## Work to be completed
Give the material once more, word for word, without any images.

Records contained in a dataset
═══
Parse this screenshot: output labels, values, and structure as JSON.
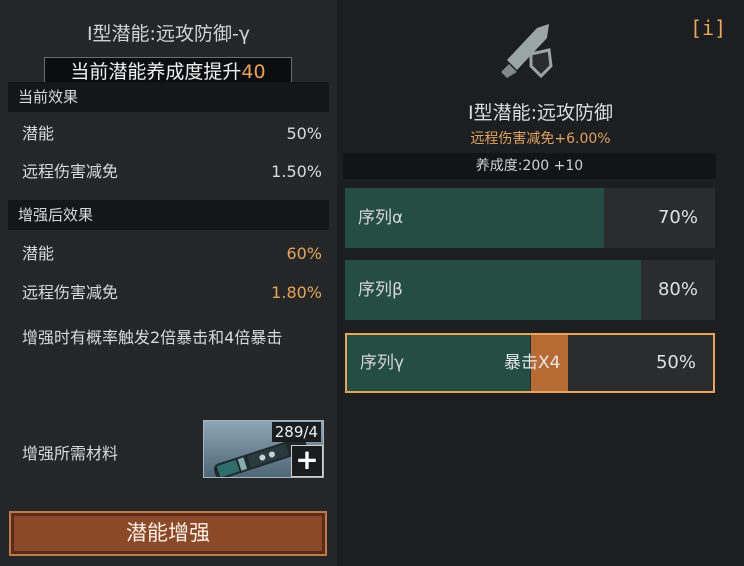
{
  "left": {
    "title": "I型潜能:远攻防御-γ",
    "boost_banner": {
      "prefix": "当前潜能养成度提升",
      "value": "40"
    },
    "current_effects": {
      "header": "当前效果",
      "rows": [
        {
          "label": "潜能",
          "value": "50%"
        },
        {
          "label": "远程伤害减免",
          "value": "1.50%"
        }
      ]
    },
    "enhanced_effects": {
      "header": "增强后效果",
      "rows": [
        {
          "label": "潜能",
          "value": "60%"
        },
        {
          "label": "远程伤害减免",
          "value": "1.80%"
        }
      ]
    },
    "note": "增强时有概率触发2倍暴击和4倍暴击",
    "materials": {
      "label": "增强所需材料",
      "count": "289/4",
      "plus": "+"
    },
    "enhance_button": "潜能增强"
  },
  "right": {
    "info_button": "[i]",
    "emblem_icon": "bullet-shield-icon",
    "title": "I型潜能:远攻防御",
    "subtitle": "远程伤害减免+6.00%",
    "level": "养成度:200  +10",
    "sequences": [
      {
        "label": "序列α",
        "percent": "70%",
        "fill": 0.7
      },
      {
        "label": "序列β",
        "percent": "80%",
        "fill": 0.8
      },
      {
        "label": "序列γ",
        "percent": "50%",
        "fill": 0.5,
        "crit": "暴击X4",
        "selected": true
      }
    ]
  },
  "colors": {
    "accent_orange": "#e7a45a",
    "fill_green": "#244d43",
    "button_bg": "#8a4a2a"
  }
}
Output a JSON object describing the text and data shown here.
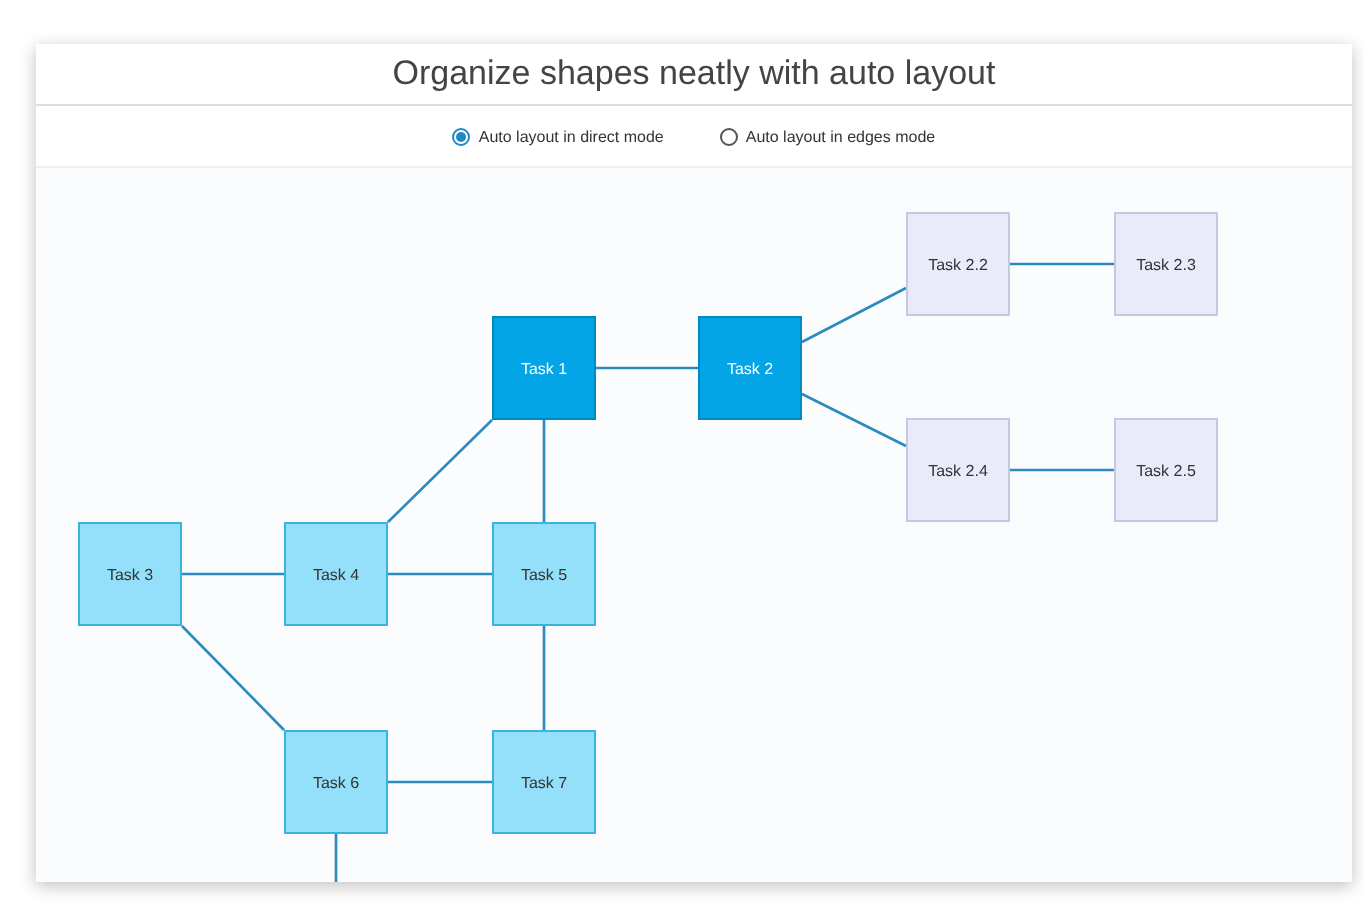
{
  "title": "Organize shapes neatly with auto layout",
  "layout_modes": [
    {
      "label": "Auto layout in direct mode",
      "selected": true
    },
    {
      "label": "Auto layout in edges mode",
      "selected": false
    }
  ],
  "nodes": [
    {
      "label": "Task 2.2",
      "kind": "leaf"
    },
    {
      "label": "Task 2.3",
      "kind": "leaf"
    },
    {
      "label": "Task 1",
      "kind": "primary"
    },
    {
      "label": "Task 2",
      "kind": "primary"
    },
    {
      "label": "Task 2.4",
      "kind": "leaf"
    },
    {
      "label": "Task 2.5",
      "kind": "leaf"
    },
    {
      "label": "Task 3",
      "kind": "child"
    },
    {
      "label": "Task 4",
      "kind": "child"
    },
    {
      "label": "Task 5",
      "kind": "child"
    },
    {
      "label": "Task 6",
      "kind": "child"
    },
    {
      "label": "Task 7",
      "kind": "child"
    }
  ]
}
═══
## Written solution
Parse this screenshot: output labels, values, and structure as JSON.
{
  "left": {
    "title": "I型潜能:远攻防御-γ",
    "boost_banner": {
      "prefix": "当前潜能养成度提升",
      "value": "40"
    },
    "current_effects": {
      "header": "当前效果",
      "rows": [
        {
          "label": "潜能",
          "value": "50%"
        },
        {
          "label": "远程伤害减免",
          "value": "1.50%"
        }
      ]
    },
    "enhanced_effects": {
      "header": "增强后效果",
      "rows": [
        {
          "label": "潜能",
          "value": "60%"
        },
        {
          "label": "远程伤害减免",
          "value": "1.80%"
        }
      ]
    },
    "note": "增强时有概率触发2倍暴击和4倍暴击",
    "materials": {
      "label": "增强所需材料",
      "count": "289/4",
      "plus": "+"
    },
    "enhance_button": "潜能增强"
  },
  "right": {
    "info_button": "[i]",
    "emblem_icon": "bullet-shield-icon",
    "title": "I型潜能:远攻防御",
    "subtitle": "远程伤害减免+6.00%",
    "level": "养成度:200  +10",
    "sequences": [
      {
        "label": "序列α",
        "percent": "70%",
        "fill": 0.7
      },
      {
        "label": "序列β",
        "percent": "80%",
        "fill": 0.8
      },
      {
        "label": "序列γ",
        "percent": "50%",
        "fill": 0.5,
        "crit": "暴击X4",
        "selected": true
      }
    ]
  },
  "colors": {
    "accent_orange": "#e7a45a",
    "fill_green": "#244d43",
    "button_bg": "#8a4a2a"
  }
}
Output a JSON object describing the text and data shown here.
{
  "title": "Organize shapes neatly with auto layout",
  "layout_modes": [
    {
      "label": "Auto layout in direct mode",
      "selected": true
    },
    {
      "label": "Auto layout in edges mode",
      "selected": false
    }
  ],
  "nodes": [
    {
      "label": "Task 2.2",
      "kind": "leaf"
    },
    {
      "label": "Task 2.3",
      "kind": "leaf"
    },
    {
      "label": "Task 1",
      "kind": "primary"
    },
    {
      "label": "Task 2",
      "kind": "primary"
    },
    {
      "label": "Task 2.4",
      "kind": "leaf"
    },
    {
      "label": "Task 2.5",
      "kind": "leaf"
    },
    {
      "label": "Task 3",
      "kind": "child"
    },
    {
      "label": "Task 4",
      "kind": "child"
    },
    {
      "label": "Task 5",
      "kind": "child"
    },
    {
      "label": "Task 6",
      "kind": "child"
    },
    {
      "label": "Task 7",
      "kind": "child"
    }
  ]
}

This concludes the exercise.